** start of EXTRACTED RECORDS **

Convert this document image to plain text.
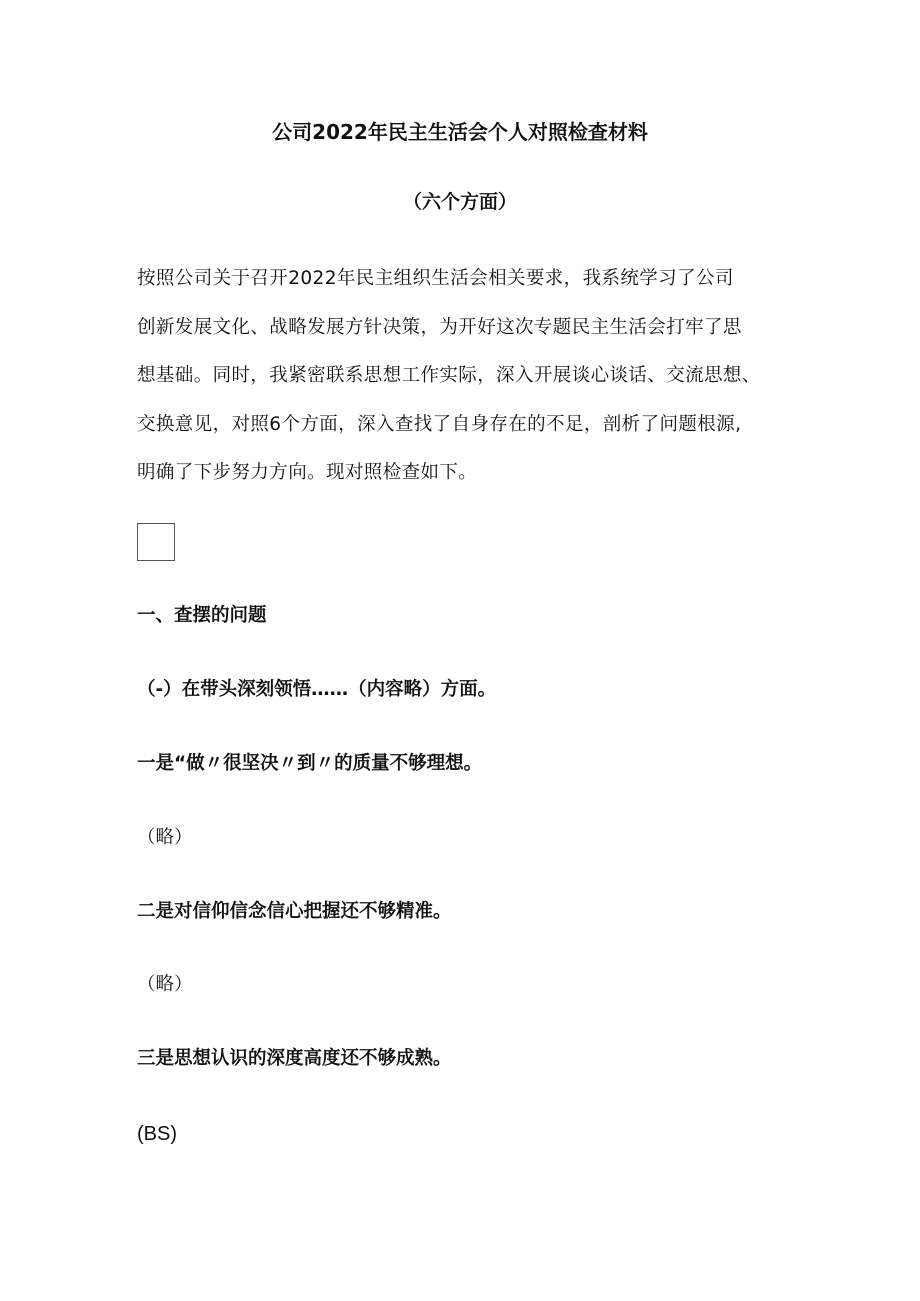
公司2022年民主生活会个人对照检查材料
（六个方面）

按照公司关于召开2022年民主组织生活会相关要求，我系统学习了公司
创新发展文化、战略发展方针决策，为开好这次专题民主生活会打牢了思
想基础。同时，我紧密联系思想工作实际，深入开展谈心谈话、交流思想、
交换意见，对照6个方面，深入查找了自身存在的不足，剖析了问题根源,
明确了下步努力方向。现对照检查如下。

一、查摆的问题
（-）在带头深刻领悟……（内容略）方面。
一是“做〃很坚决〃到〃的质量不够理想。
（略）
二是对信仰信念信心把握还不够精准。
（略）
三是思想认识的深度高度还不够成熟。
(BS)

** end of EXTRACTED RECORDS **

■ TASK BRIEF
Transcribe the listing in full and omit the pictures.

■ TASK SOLUTION
Convert this document image to plain text.
公司2022年民主生活会个人对照检查材料
（六个方面）

按照公司关于召开2022年民主组织生活会相关要求，我系统学习了公司
创新发展文化、战略发展方针决策，为开好这次专题民主生活会打牢了思
想基础。同时，我紧密联系思想工作实际，深入开展谈心谈话、交流思想、
交换意见，对照6个方面，深入查找了自身存在的不足，剖析了问题根源,
明确了下步努力方向。现对照检查如下。

一、查摆的问题
（-）在带头深刻领悟……（内容略）方面。
一是“做〃很坚决〃到〃的质量不够理想。
（略）
二是对信仰信念信心把握还不够精准。
（略）
三是思想认识的深度高度还不够成熟。
(BS)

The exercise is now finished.